(Exercise):
Which lines in the records below contain the word "counter"? Copy each of them.

**** Entries provided

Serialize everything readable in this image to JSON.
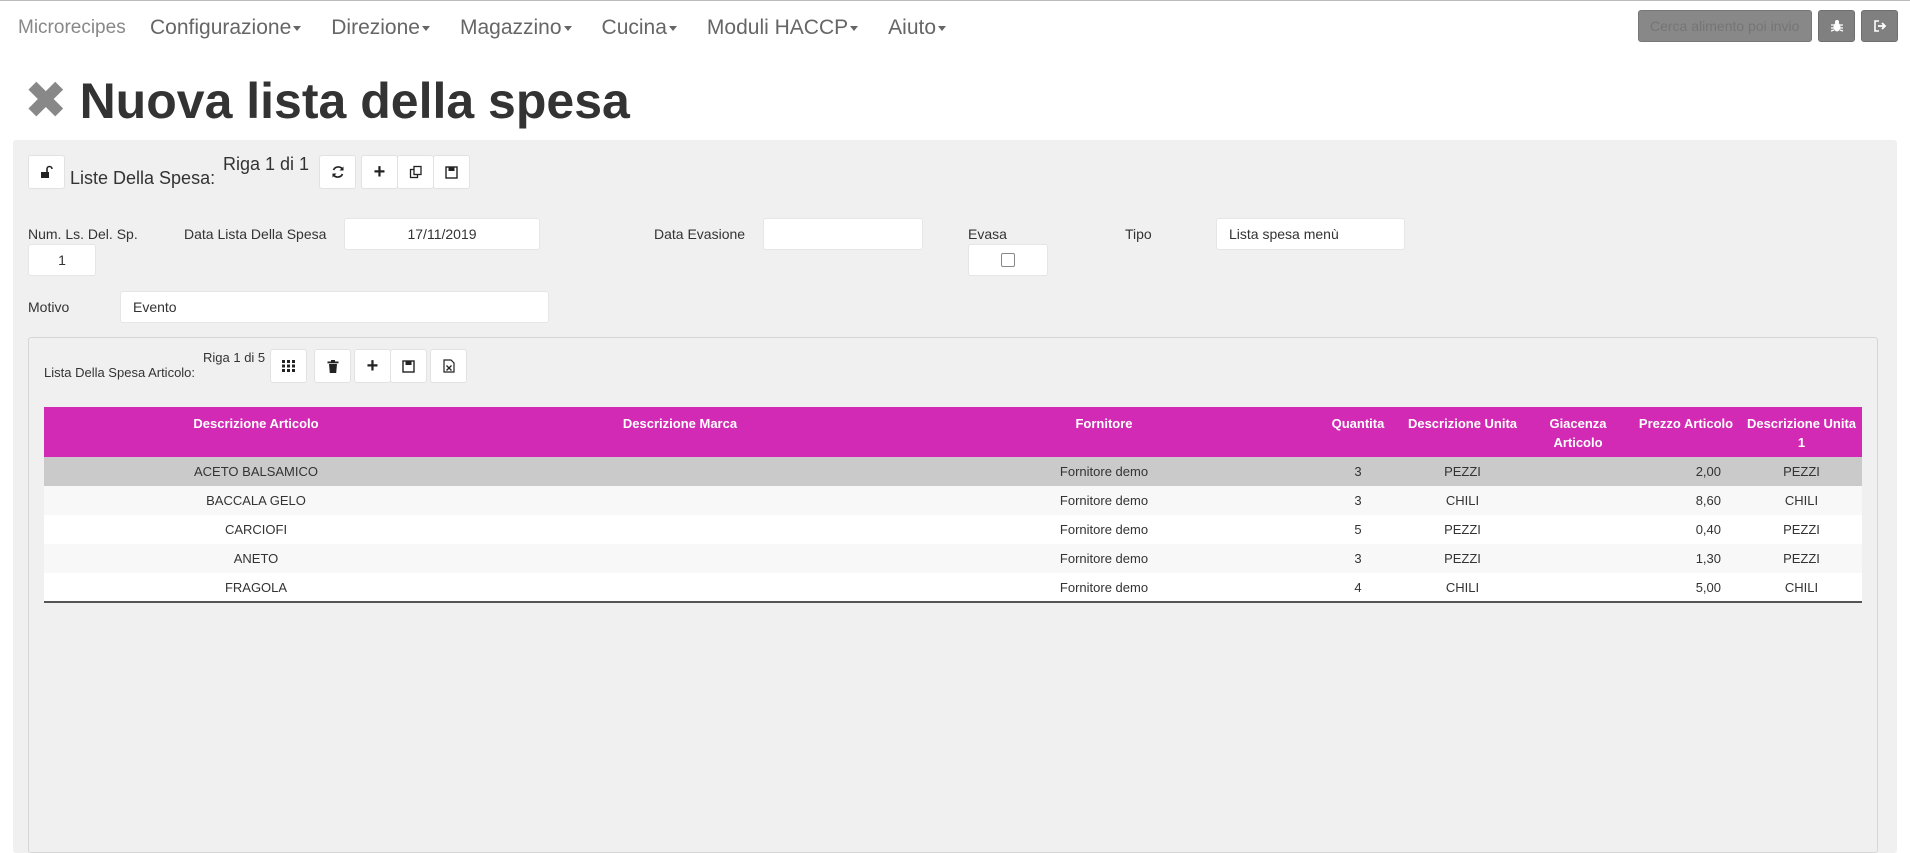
{
  "app": {
    "brand": "Microrecipes",
    "menu": [
      {
        "label": "Configurazione"
      },
      {
        "label": "Direzione"
      },
      {
        "label": "Magazzino"
      },
      {
        "label": "Cucina"
      },
      {
        "label": "Moduli HACCP"
      },
      {
        "label": "Aiuto"
      }
    ],
    "search": {
      "placeholder": "Cerca alimento poi invio"
    }
  },
  "page": {
    "title": "Nuova lista della spesa"
  },
  "master": {
    "label": "Liste Della Spesa:",
    "counter": "Riga 1 di 1",
    "fields": {
      "num_label": "Num. Ls. Del. Sp.",
      "num_value": "1",
      "data_label": "Data Lista Della Spesa",
      "data_value": "17/11/2019",
      "evasione_label": "Data Evasione",
      "evasione_value": "",
      "evasa_label": "Evasa",
      "evasa_checked": false,
      "tipo_label": "Tipo",
      "tipo_value": "Lista spesa menù",
      "motivo_label": "Motivo",
      "motivo_value": "Evento"
    }
  },
  "detail": {
    "label": "Lista Della Spesa Articolo:",
    "counter": "Riga 1 di 5",
    "columns": [
      "Descrizione Articolo",
      "Descrizione Marca",
      "Fornitore",
      "Quantita",
      "Descrizione Unita",
      "Giacenza Articolo",
      "Prezzo Articolo",
      "Descrizione Unita 1"
    ],
    "rows": [
      {
        "articolo": "ACETO BALSAMICO",
        "marca": "",
        "fornitore": "Fornitore demo",
        "quantita": "3",
        "unita": "PEZZI",
        "giacenza": "",
        "prezzo": "2,00",
        "unita1": "PEZZI"
      },
      {
        "articolo": "BACCALA GELO",
        "marca": "",
        "fornitore": "Fornitore demo",
        "quantita": "3",
        "unita": "CHILI",
        "giacenza": "",
        "prezzo": "8,60",
        "unita1": "CHILI"
      },
      {
        "articolo": "CARCIOFI",
        "marca": "",
        "fornitore": "Fornitore demo",
        "quantita": "5",
        "unita": "PEZZI",
        "giacenza": "",
        "prezzo": "0,40",
        "unita1": "PEZZI"
      },
      {
        "articolo": "ANETO",
        "marca": "",
        "fornitore": "Fornitore demo",
        "quantita": "3",
        "unita": "PEZZI",
        "giacenza": "",
        "prezzo": "1,30",
        "unita1": "PEZZI"
      },
      {
        "articolo": "FRAGOLA",
        "marca": "",
        "fornitore": "Fornitore demo",
        "quantita": "4",
        "unita": "CHILI",
        "giacenza": "",
        "prezzo": "5,00",
        "unita1": "CHILI"
      }
    ]
  },
  "colors": {
    "header": "#d22ab4",
    "selected_row": "#cacaca"
  }
}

********

(Solved problem):
    "counter": "Riga 1 di 1",
    "counter": "Riga 1 di 5",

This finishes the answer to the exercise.